Which lines of the data include the string "Biopolymers"? List them all.

### Input data:

####################

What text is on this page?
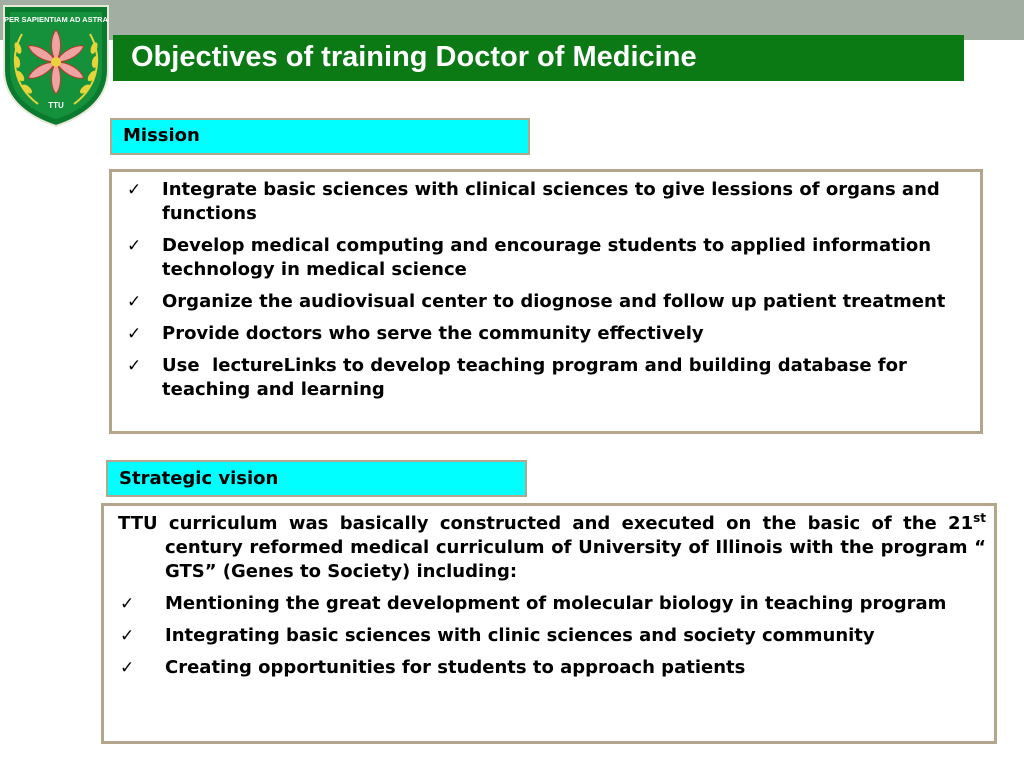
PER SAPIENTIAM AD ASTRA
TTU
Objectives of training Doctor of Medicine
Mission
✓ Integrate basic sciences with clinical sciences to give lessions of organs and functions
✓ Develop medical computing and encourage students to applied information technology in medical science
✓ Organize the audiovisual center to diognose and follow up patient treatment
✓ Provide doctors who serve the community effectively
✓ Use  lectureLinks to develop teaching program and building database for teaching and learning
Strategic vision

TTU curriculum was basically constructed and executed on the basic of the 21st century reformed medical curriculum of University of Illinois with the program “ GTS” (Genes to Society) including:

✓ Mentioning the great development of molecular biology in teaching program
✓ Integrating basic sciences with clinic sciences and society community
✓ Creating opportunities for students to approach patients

####################

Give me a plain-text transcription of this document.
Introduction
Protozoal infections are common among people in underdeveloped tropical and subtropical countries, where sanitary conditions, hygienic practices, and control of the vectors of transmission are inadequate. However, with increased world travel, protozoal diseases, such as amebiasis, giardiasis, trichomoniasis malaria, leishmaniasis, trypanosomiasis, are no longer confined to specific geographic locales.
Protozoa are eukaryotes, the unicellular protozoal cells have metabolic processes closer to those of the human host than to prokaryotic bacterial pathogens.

####################

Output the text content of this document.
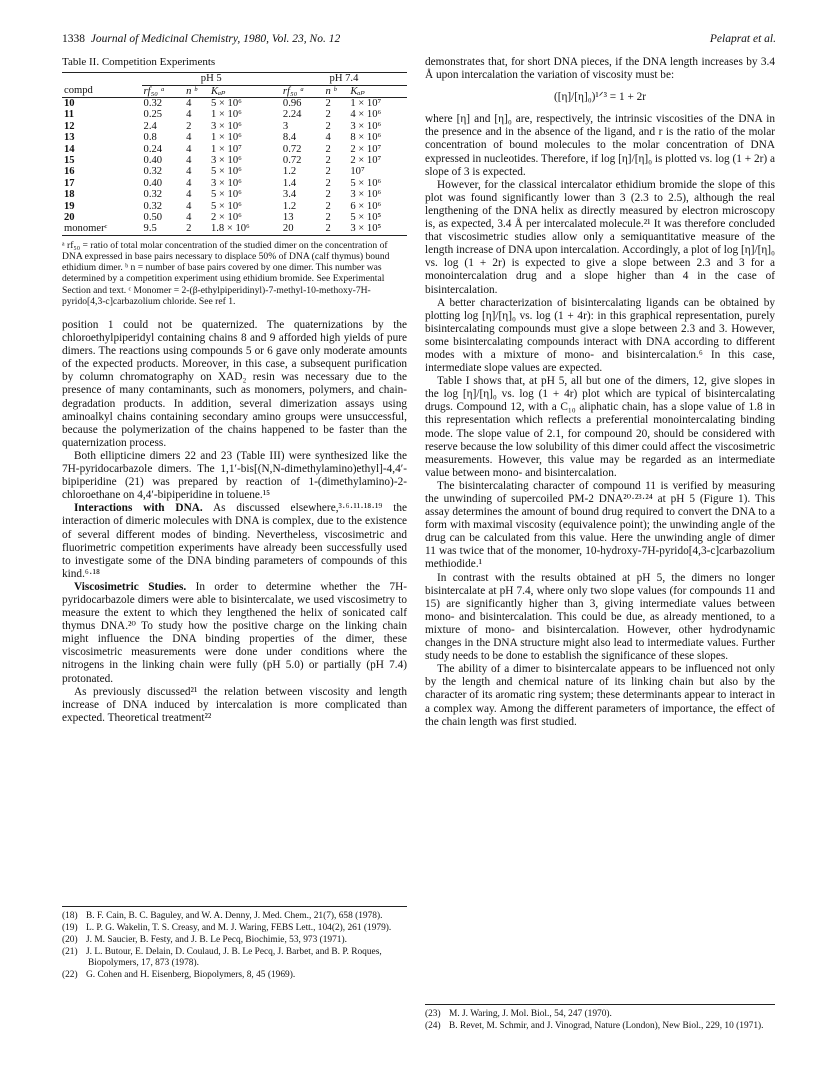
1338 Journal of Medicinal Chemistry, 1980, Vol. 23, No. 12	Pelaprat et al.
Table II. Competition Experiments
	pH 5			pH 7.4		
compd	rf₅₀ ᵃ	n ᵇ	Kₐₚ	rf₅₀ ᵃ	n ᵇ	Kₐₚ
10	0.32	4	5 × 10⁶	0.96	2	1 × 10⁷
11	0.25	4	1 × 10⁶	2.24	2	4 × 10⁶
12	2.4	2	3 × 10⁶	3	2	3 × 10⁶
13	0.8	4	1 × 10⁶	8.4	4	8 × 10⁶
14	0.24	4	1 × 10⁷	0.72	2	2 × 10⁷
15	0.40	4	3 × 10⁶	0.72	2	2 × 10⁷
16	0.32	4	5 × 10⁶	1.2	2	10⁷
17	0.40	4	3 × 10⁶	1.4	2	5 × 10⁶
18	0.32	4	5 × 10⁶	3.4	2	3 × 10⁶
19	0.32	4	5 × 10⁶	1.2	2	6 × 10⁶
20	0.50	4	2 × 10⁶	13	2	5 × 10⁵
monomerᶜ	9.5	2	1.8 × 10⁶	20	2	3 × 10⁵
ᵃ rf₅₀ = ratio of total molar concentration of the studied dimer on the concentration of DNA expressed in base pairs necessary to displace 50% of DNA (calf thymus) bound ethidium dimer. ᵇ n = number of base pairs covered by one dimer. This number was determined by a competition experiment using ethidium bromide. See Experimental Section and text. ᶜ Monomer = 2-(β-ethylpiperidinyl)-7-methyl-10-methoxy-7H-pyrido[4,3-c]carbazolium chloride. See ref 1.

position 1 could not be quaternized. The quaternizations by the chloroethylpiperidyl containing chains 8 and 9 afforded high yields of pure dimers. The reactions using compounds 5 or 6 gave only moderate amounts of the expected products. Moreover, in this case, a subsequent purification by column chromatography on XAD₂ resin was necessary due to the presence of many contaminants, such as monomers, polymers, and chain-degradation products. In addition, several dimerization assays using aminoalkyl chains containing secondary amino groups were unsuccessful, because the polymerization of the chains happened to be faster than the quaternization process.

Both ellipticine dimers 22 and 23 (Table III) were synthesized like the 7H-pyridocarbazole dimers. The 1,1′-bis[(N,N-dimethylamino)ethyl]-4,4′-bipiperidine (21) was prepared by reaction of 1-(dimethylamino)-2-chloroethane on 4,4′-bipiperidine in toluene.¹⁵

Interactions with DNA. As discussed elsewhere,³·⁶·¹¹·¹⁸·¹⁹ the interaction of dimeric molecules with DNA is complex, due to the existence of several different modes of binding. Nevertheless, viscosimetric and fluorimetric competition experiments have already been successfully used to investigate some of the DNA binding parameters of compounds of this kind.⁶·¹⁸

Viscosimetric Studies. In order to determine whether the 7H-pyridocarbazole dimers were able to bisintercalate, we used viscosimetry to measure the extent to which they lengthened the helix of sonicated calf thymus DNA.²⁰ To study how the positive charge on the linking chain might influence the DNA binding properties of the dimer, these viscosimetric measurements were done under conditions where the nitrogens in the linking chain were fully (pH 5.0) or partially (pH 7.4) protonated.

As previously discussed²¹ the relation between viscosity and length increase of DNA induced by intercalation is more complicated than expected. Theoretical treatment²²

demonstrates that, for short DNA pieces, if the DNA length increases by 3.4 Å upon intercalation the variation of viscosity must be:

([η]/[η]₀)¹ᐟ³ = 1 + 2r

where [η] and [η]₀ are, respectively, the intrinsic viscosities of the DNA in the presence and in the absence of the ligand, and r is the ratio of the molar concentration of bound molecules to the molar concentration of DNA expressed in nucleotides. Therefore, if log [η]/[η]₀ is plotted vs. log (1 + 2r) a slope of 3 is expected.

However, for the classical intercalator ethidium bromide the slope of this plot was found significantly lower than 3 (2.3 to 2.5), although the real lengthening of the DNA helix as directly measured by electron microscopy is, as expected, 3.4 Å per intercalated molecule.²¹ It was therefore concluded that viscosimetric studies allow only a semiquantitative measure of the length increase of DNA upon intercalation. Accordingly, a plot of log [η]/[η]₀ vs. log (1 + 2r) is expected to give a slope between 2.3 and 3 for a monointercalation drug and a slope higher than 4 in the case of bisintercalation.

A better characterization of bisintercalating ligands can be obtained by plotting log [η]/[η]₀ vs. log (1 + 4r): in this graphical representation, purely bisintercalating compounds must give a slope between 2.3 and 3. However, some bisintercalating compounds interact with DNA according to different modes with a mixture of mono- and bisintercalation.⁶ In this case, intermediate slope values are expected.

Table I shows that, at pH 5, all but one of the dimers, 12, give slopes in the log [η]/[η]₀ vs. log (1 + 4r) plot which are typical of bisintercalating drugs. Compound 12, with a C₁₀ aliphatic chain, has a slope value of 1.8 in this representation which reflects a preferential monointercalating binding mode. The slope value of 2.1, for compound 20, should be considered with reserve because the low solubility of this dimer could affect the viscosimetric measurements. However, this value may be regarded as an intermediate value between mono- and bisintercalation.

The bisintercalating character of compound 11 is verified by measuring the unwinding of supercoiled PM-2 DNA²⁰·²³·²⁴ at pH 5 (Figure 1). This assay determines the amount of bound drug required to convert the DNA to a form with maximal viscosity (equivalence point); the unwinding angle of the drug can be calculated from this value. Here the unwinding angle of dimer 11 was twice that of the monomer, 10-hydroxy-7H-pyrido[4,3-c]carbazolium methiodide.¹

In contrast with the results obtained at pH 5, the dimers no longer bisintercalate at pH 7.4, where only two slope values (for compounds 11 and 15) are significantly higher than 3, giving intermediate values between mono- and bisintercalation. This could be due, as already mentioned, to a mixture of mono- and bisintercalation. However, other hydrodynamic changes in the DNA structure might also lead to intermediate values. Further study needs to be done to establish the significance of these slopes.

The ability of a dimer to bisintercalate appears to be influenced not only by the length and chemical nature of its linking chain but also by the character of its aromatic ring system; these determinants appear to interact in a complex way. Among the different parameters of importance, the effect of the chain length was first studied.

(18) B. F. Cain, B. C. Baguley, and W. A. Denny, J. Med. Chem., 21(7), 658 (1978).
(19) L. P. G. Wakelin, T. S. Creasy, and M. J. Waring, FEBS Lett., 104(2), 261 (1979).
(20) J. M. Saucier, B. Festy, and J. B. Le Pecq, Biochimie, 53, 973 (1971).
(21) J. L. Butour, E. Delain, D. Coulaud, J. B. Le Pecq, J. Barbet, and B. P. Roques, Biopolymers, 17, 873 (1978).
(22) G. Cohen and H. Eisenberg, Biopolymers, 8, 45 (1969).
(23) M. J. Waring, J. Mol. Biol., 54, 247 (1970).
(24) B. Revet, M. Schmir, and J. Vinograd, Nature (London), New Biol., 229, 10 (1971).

####################

### Solution:
(21) J. L. Butour, E. Delain, D. Coulaud, J. B. Le Pecq, J. Barbet, and B. P. Roques, Biopolymers, 17, 873 (1978).
(22) G. Cohen and H. Eisenberg, Biopolymers, 8, 45 (1969).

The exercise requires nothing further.